== Provided records ==
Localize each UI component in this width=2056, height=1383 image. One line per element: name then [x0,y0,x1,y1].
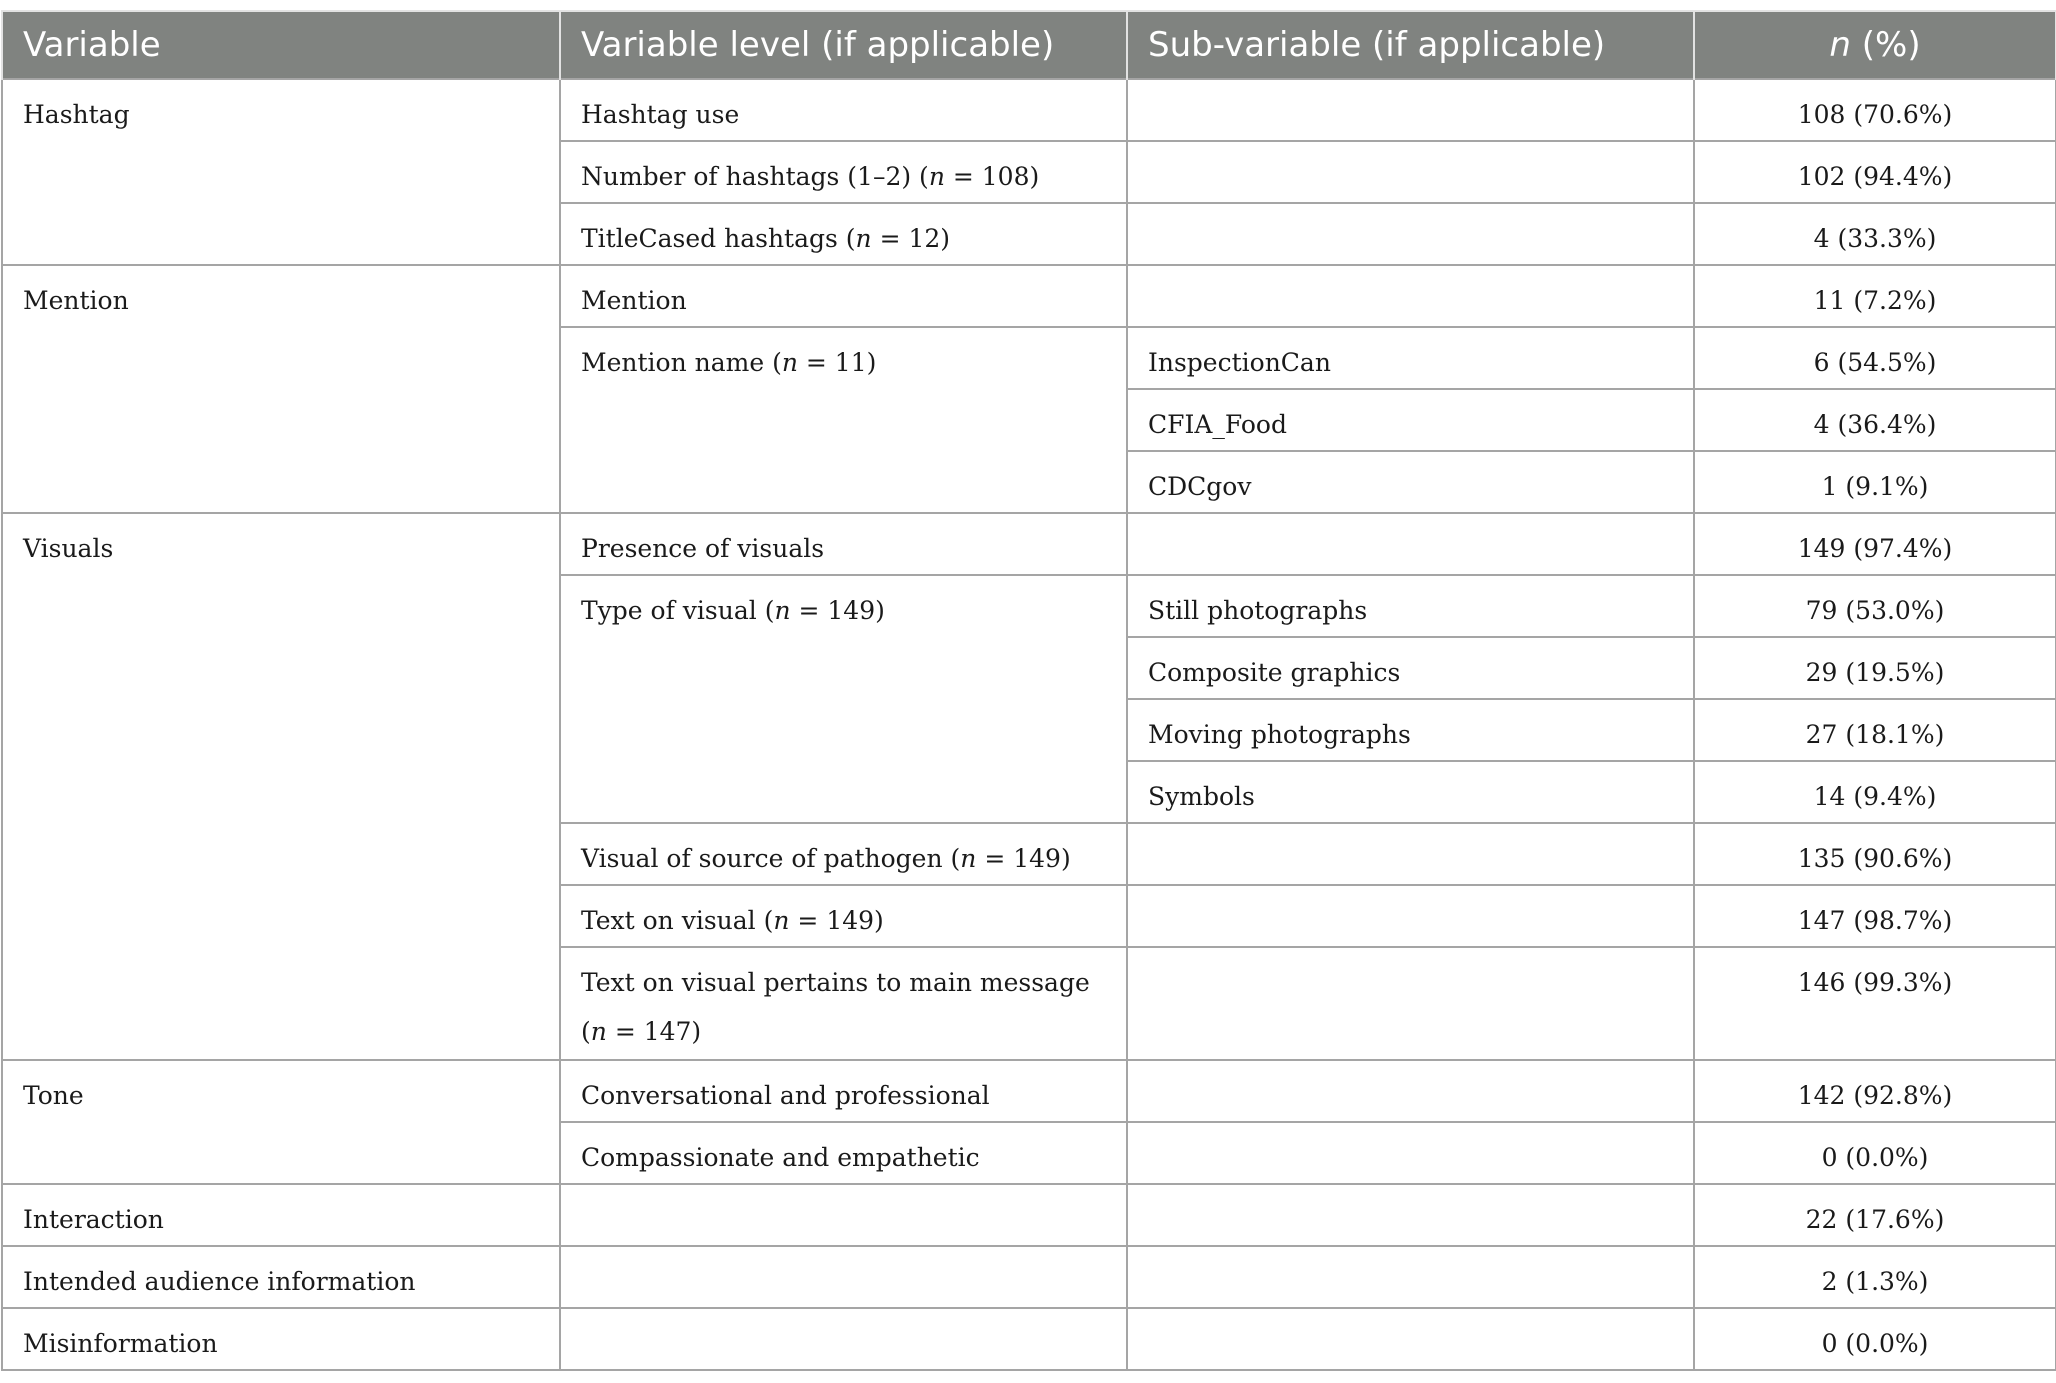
sub-cell [1127,947,1694,1060]
variable-cell: Visuals [2,513,560,1060]
variable-cell: Interaction [2,1184,560,1246]
level-cell: Text on visual (n = 149) [560,885,1127,947]
variable-cell: Tone [2,1060,560,1184]
header-sub-variable: Sub-variable (if applicable) [1127,11,1694,79]
value-cell: 149 (97.4%) [1694,513,2056,575]
level-cell: Hashtag use [560,79,1127,141]
level-cell: Visual of source of pathogen (n = 149) [560,823,1127,885]
value-cell: 0 (0.0%) [1694,1308,2056,1370]
sub-cell: Symbols [1127,761,1694,823]
value-cell: 29 (19.5%) [1694,637,2056,699]
value-cell: 102 (94.4%) [1694,141,2056,203]
value-cell: 14 (9.4%) [1694,761,2056,823]
header-variable: Variable [2,11,560,79]
header-percent: (%) [1850,25,1921,65]
sub-cell [1127,823,1694,885]
level-cell: TitleCased hashtags (n = 12) [560,203,1127,265]
value-cell: 1 (9.1%) [1694,451,2056,513]
level-cell: Presence of visuals [560,513,1127,575]
table-row [2,1184,2056,1246]
sub-cell [1127,1308,1694,1370]
header-n-percent [1694,11,2056,79]
sub-cell [1127,1060,1694,1122]
sub-cell: Moving photographs [1127,699,1694,761]
level-cell [560,1184,1127,1246]
sub-cell [1127,265,1694,327]
level-cell: Text on visual pertains to main message (n = 147) [560,947,1127,1060]
value-cell: 135 (90.6%) [1694,823,2056,885]
value-cell: 147 (98.7%) [1694,885,2056,947]
table-row [2,79,2056,141]
variable-cell: Misinformation [2,1308,560,1370]
value-cell: 27 (18.1%) [1694,699,2056,761]
table-row [2,1246,2056,1308]
value-cell: 79 (53.0%) [1694,575,2056,637]
level-cell: Mention [560,265,1127,327]
level-cell: Conversational and professional [560,1060,1127,1122]
value-cell: 0 (0.0%) [1694,1122,2056,1184]
sub-cell [1127,79,1694,141]
level-cell: Compassionate and empathetic [560,1122,1127,1184]
value-cell: 22 (17.6%) [1694,1184,2056,1246]
sub-cell [1127,885,1694,947]
results-table [1,10,2056,1371]
sub-cell: CFIA_Food [1127,389,1694,451]
sub-cell [1127,1122,1694,1184]
header-row [2,11,2056,79]
table-row [2,1308,2056,1370]
value-cell: 6 (54.5%) [1694,327,2056,389]
sub-cell [1127,141,1694,203]
table-row [2,265,2056,327]
sub-cell [1127,513,1694,575]
header-n: n [1829,25,1851,65]
sub-cell: Composite graphics [1127,637,1694,699]
value-cell: 11 (7.2%) [1694,265,2056,327]
value-cell: 146 (99.3%) [1694,947,2056,1060]
variable-cell: Hashtag [2,79,560,265]
value-cell: 2 (1.3%) [1694,1246,2056,1308]
sub-cell [1127,203,1694,265]
sub-cell [1127,1246,1694,1308]
variable-cell: Intended audience information [2,1246,560,1308]
level-cell: Number of hashtags (1–2) (n = 108) [560,141,1127,203]
variable-cell: Mention [2,265,560,513]
value-cell: 108 (70.6%) [1694,79,2056,141]
level-cell [560,1246,1127,1308]
sub-cell: CDCgov [1127,451,1694,513]
sub-cell: InspectionCan [1127,327,1694,389]
sub-cell [1127,1184,1694,1246]
sub-cell: Still photographs [1127,575,1694,637]
level-cell: Mention name (n = 11) [560,327,1127,513]
value-cell: 142 (92.8%) [1694,1060,2056,1122]
level-cell: Type of visual (n = 149) [560,575,1127,823]
value-cell: 4 (36.4%) [1694,389,2056,451]
value-cell: 4 (33.3%) [1694,203,2056,265]
table-row [2,1060,2056,1122]
header-variable-level: Variable level (if applicable) [560,11,1127,79]
level-cell [560,1308,1127,1370]
table-row [2,513,2056,575]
===
__Directions for this task__
Every line where "photographs" appears must be returned from the listing above.

__Answer to the exercise__
sub-cell: Moving photographs [1127,699,1694,761]
sub-cell: Still photographs [1127,575,1694,637]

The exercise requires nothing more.